* 本文抜粋
***
図7に示すように、適合率と再現率も十分な値となっており、適切に、警戒水位10、徐行水位11となることを精度良く予測し、適切な運転規制が可能となることがわかる。
〔別実施形態〕
【0076】
(1)学習済みモデル36は、上述のように、上記期間に限らず、任意の期間において取得された桁下水位8および流域水位に基づく学習用入力データ34を用いて生成することができ、取得間隔も任意である。さらに、桁下水位8および流域水位は、学習済みモデル36を生成した後も取得され続け、学習済みモデル36の生成後に取得された桁下水位8および流域水位を含めた学習用入力データ34を用いて機械学習を行い、学習済みモデル36を更新することもできる。また、学習済みモデル36の更新の際にも、上述のような、桁下水位8等による桁下水位8と流域水位とからなる組の間引き、特徴量の演算、影響度による変数および特徴量の抽出等が行われても良い。
***
* 資料を読む
- a) 本文抜粋によれば、学習済みモデル36の生成後に取得された桁下水位8と流域水位は何に用いることができるか答えよ。
- b) 本文抜粋では、適切な運転規制が可能となることがわかるとしている。その根拠を一〜三文で説明せよ。
次の項目は、本文抜粋とは別の出典から取られたものである。

[構造化ページ解析データ]
***
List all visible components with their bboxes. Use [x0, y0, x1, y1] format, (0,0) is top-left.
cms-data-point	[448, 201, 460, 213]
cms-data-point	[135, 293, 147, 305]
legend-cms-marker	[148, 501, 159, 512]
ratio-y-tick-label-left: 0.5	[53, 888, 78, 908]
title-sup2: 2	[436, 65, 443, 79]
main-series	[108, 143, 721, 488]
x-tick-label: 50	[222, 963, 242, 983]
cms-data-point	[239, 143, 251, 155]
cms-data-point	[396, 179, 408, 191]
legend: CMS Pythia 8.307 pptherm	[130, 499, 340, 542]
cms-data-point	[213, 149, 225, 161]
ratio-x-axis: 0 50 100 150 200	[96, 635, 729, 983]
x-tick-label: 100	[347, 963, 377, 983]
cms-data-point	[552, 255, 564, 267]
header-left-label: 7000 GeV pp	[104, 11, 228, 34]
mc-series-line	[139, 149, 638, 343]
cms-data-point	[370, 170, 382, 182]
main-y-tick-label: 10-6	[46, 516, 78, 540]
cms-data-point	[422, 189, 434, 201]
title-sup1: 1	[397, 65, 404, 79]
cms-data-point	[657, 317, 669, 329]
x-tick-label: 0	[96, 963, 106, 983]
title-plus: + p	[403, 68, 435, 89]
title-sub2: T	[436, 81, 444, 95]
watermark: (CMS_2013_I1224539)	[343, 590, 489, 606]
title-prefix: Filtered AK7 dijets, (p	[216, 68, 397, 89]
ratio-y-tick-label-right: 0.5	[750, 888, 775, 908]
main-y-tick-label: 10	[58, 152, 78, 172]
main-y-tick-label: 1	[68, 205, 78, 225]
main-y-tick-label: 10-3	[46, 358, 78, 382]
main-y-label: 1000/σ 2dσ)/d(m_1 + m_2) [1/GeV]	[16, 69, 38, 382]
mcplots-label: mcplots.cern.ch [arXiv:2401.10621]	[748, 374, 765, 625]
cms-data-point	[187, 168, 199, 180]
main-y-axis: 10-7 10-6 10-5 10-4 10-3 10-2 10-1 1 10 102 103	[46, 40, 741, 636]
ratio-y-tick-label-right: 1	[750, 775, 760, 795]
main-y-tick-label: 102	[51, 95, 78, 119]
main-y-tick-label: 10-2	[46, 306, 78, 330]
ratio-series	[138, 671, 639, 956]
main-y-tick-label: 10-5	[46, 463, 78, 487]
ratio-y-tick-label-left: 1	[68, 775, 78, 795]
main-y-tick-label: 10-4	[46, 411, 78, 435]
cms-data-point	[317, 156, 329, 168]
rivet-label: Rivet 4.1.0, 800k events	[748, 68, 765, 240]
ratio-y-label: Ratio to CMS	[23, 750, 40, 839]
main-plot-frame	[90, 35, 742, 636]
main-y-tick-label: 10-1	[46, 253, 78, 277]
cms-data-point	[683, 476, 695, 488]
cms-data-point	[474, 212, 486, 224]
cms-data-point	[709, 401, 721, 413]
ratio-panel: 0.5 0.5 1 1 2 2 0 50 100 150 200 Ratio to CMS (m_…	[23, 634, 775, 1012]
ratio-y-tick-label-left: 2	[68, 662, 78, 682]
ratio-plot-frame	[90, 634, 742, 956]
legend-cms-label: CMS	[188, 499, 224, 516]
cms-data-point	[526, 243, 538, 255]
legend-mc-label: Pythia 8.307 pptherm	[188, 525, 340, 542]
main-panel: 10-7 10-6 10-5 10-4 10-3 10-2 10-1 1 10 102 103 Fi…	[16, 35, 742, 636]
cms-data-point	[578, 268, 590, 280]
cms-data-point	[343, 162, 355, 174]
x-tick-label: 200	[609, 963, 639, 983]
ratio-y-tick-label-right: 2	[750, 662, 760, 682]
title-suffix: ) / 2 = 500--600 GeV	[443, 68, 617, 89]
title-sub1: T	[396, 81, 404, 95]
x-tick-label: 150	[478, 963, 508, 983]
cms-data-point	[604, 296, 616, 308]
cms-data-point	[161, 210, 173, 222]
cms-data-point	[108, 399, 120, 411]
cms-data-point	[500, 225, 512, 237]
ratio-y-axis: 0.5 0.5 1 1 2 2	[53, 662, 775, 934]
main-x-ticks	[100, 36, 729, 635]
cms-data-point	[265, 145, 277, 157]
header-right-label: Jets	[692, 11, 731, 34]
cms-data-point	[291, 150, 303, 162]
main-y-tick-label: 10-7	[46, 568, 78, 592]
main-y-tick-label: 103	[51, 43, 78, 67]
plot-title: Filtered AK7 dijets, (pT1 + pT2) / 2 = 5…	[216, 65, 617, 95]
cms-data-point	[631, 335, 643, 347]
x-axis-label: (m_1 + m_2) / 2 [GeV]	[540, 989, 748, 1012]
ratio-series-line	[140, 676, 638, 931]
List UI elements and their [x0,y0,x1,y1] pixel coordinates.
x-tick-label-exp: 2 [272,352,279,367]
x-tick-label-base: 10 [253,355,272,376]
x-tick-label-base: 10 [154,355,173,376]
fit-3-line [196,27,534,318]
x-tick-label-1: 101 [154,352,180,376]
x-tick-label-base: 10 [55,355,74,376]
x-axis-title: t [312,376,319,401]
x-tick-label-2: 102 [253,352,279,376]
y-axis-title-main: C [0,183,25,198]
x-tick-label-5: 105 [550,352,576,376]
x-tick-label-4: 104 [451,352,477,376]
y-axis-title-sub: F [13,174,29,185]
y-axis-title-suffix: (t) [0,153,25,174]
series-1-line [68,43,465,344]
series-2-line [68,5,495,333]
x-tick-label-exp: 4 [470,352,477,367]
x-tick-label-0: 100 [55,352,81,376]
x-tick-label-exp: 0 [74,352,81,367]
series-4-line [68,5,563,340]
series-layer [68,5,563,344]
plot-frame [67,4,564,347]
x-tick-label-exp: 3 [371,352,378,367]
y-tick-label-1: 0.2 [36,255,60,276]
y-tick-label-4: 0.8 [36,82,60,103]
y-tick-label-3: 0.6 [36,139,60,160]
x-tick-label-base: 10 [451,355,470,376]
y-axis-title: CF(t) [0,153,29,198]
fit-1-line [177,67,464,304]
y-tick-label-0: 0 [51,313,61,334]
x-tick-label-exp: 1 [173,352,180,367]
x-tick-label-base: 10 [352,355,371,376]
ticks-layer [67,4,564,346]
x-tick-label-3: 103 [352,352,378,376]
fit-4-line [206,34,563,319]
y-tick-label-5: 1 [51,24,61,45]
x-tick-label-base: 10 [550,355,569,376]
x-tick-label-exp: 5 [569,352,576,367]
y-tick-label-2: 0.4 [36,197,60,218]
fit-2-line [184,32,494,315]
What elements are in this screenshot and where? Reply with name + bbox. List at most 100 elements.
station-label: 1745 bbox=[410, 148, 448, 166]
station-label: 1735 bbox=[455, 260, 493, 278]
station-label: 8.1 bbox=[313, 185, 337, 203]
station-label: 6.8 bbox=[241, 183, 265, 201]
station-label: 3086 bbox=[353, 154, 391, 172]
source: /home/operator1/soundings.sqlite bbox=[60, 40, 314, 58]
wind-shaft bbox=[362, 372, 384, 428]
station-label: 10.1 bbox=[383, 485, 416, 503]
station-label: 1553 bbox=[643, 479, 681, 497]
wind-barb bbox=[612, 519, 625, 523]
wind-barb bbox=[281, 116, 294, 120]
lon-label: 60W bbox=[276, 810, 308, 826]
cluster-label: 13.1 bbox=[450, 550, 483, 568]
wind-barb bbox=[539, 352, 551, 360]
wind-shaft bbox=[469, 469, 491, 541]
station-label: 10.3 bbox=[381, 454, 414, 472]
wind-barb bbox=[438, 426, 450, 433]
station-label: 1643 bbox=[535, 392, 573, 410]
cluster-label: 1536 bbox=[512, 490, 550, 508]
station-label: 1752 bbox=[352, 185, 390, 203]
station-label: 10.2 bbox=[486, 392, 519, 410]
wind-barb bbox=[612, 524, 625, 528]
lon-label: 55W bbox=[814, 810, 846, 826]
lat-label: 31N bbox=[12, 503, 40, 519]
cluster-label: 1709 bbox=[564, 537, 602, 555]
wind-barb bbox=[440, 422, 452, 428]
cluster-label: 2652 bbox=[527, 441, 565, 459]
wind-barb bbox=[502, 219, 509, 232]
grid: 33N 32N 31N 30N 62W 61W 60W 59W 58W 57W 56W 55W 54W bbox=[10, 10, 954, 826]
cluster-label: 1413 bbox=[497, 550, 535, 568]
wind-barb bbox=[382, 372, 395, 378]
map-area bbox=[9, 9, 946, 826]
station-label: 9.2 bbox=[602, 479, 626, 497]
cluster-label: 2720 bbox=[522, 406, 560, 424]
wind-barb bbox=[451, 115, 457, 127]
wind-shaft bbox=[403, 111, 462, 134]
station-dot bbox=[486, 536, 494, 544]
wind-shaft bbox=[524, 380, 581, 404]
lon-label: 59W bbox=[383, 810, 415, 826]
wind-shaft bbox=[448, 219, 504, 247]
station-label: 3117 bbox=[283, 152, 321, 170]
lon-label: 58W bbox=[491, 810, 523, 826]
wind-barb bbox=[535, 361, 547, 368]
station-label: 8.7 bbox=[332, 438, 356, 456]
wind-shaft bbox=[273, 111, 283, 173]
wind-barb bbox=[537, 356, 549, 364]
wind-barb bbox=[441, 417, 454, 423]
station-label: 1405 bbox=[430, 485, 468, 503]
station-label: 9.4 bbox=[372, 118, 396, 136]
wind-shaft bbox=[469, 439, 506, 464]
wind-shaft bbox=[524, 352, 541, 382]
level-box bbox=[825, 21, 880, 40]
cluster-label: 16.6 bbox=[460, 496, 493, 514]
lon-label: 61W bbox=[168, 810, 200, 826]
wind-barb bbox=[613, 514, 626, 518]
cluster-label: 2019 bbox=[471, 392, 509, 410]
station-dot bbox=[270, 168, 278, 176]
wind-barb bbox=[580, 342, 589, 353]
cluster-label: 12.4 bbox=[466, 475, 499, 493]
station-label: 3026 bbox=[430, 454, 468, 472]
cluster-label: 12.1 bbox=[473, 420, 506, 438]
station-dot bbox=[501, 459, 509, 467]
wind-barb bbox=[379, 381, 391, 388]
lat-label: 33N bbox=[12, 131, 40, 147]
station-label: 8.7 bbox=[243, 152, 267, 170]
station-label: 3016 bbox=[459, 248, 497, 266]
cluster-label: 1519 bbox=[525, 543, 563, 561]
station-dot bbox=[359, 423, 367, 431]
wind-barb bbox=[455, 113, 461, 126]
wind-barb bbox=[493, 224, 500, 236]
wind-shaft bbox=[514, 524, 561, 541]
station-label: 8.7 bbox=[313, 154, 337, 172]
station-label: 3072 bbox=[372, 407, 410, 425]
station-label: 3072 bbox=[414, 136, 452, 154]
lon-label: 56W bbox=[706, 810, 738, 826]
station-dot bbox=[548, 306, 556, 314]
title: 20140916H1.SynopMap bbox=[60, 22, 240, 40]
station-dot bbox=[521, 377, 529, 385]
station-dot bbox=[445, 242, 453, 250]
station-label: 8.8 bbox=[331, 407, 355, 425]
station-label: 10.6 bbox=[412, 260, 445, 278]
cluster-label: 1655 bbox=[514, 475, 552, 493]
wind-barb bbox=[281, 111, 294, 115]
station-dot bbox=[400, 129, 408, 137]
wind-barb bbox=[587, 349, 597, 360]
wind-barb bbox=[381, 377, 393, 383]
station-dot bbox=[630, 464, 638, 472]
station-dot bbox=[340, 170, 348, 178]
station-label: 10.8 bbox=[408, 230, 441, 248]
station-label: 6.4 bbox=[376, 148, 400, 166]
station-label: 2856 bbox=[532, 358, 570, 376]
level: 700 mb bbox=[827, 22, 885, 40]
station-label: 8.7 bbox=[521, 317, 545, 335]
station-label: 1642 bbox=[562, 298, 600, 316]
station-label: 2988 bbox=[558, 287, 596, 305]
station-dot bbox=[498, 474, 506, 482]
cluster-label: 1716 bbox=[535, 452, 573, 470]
***
* 練習問題の解答
- a) それらを含めた学習用入力データ34で機械学習を行い、学習済みモデル36を更新するために用いることができる。

- b) 図7に示すように、適合率と再現率が十分な値となっているからである。そのため、警戒水位10や徐行水位11となることを適切に、精度良く予測できる。